DOCUMENT PASSAGE:
★ ★ ★ ★

Introduction

  • String in java is an object rather than character arrays. (sequence of characters)
  • String is immutable, cannot change characters once created.
  • Each modification creates a new String object, original left unchanged. (s = s + “xyz”;)
    • Reason: because fixed, immutable strings can be implemented more efficiently than changeable ones.
  • StringBuffer and StringBuildermodifiable (mutable)
  • String, StringBuffer, StringBuilder - final class and implement the CharSequence interface.
  • implements Comparable<T> interface, method compareTo() for sorting.
String s = "This is a demo of the getChars method.";        // string literal
int start = 10; int end = 14; char buf[] = new char[end - start];
s.getChars(start, end, buf, 0);   // getBytes(String) throws UnsupportedEncodingException
System.out.println(buf);    => returns demo
  • concatenation - for creating very long strings.
  • Convert data into string representation by overloaded valueOf().
Overloaded valueOf()  
primitive types valueOf() returns a string in human-readable value.
objects valueOf() calls the toString( ).
array valueOf() returns cryptic string, indicating that its an array of some type.
  • For arrays of char, String object is created that contains the characters in the char array.
  • Most Internet protocols and text file formats use 8-bit ASCII for all text interchange, getBytes() is used here.
  • equals() for characters,== for references.
    • == true implies .equals is also true but not vice-versa.
String s1 = "Hello";
String s2 = new String(s1); // .equals is true but == is false

Methods

String Methods  
String s = new String();  
String(char chars[ ])  
String(char chars[ ], int startIndex, int numChars) char chars[]= {‘a’,’b’,’c’,’d’,’e’,’f’}; String s = new String(chars, 2, 3); => cde
String(StringBuffer buffer)  
String(StringBuilder builder)  
str.length() “abc”.length()
str.charAt(int where) “abc”.charAt(1); => Returns b
byte[ ] getBytes( ) str.getBytes();, str.getBytes("UTF-16");
char[ ] toCharArray( ) Entire String to char array
char[ ] getChars() str.getChars(srcStart, srcEnd, dest[], destStart);
boolean equals(Object str)  
boolean equalsIgnoreCase(String str)  
substring(int beginIndex, int endIndex) beginIndex to endIndex–1, endIndex is excluded.
indexOf(String str, int startIndex)  
indexOf(int ch, int startIndex) first occurrence of a char or substring, -1 on failure
boolean startsWith(String str,int startIndx) “Foobar”.startsWith(“bar”, 3) => true
boolean startsWith(String str)  
boolean endsWith(String str)  
lastIndexOf(int ch, int startIndex)  
lastIndexOf(String str, int startIndex)  
int compareTo(String str) a.compareTo(str) => (a-str)
int compareToIgnoreCase(String str)  
String substring(int startIndex)  
String substring(int startIndx, int endIndx)

★ ★ ★ ★

DATASET EXTRACT:
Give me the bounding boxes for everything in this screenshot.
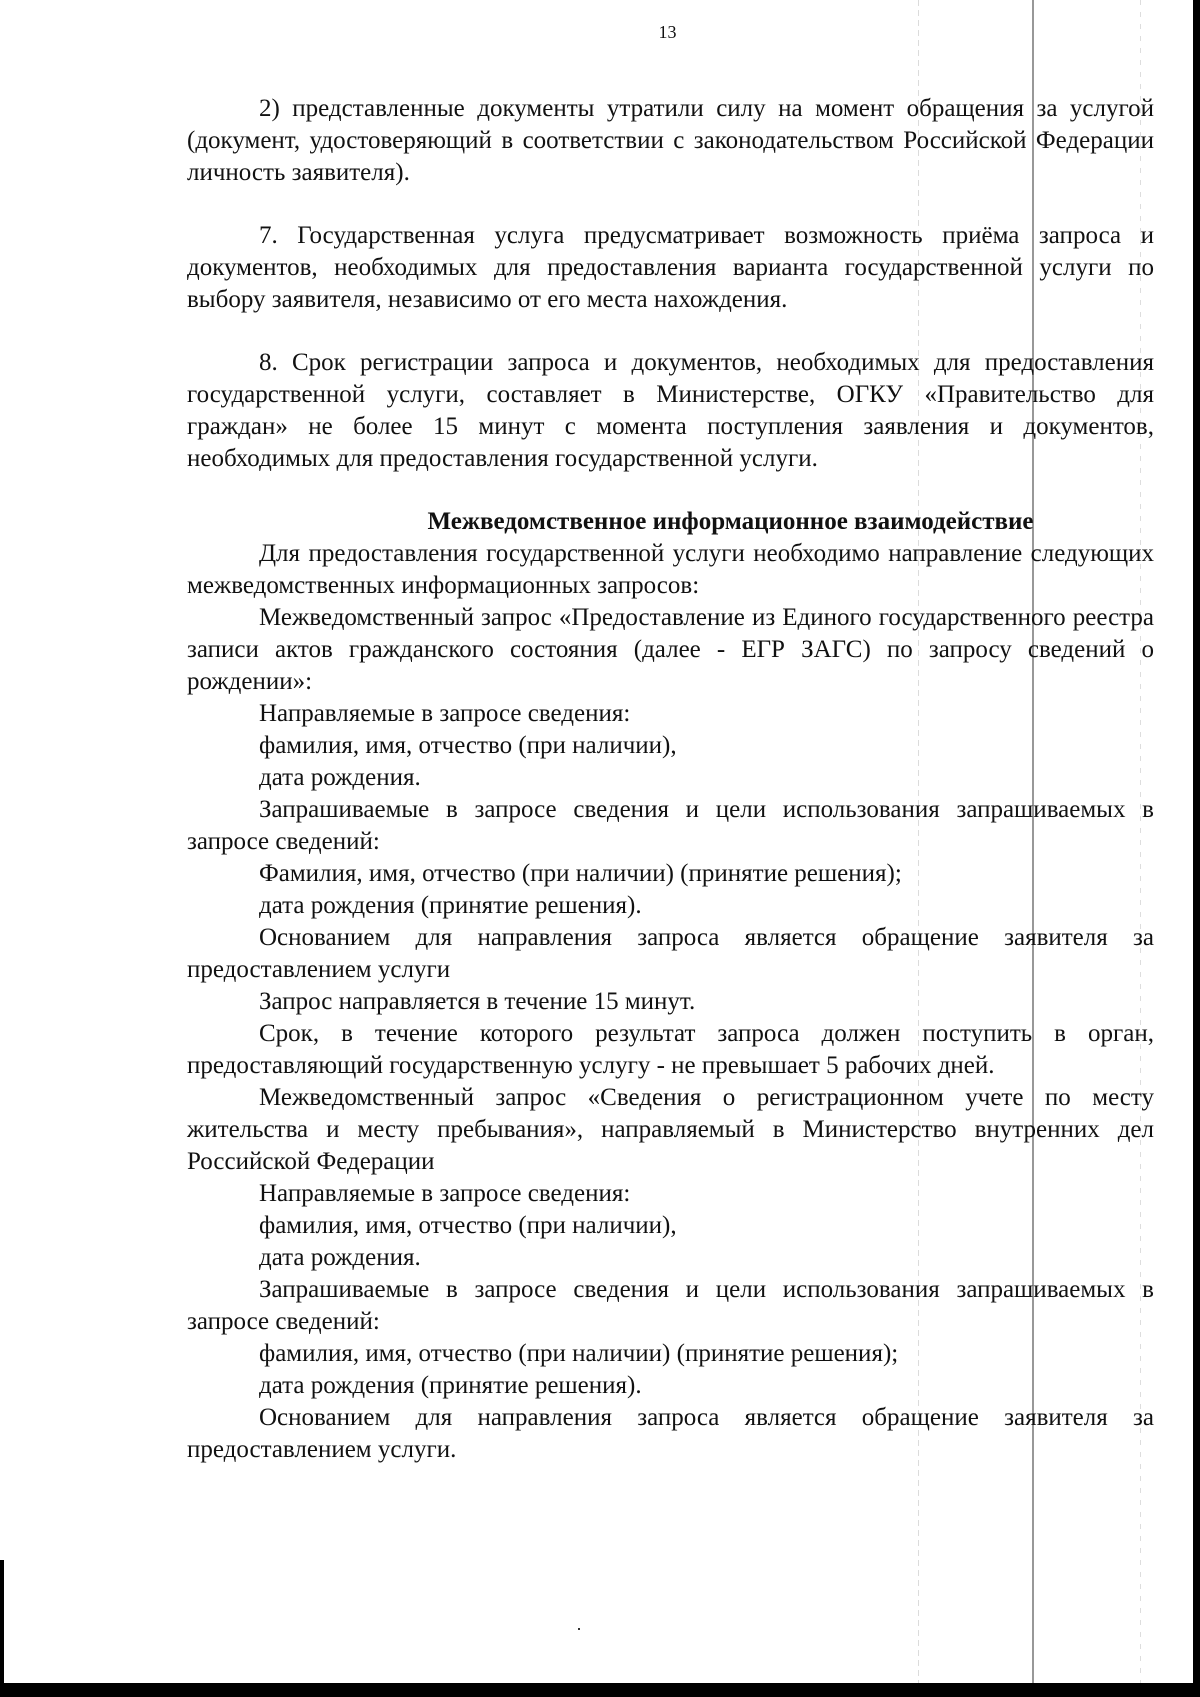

★ ★ ★ ★

INSTRUCTIONS:
A: List every method in the Java String notes that is shown with a boolean return type, with its parameters as given.
B: Retype the Java String notes from "String(StringBuilder builder)" up to and including "endIndex is excluded.".

ANSWERS TO THE EXERCISE:
A:
- equals(Object str)
- equalsIgnoreCase(String str)
- startsWith(String str,int startIndx)
- startsWith(String str)
- endsWith(String str)

B:
String(StringBuilder builder)  
str.length() “abc”.length()
str.charAt(int where) “abc”.charAt(1); => Returns b
byte[ ] getBytes( ) str.getBytes();, str.getBytes("UTF-16");
char[ ] toCharArray( ) Entire String to char array
char[ ] getChars() str.getChars(srcStart, srcEnd, dest[], destStart);
boolean equals(Object str)  
boolean equalsIgnoreCase(String str)  
substring(int beginIndex, int endIndex) beginIndex to endIndex–1, endIndex is excluded.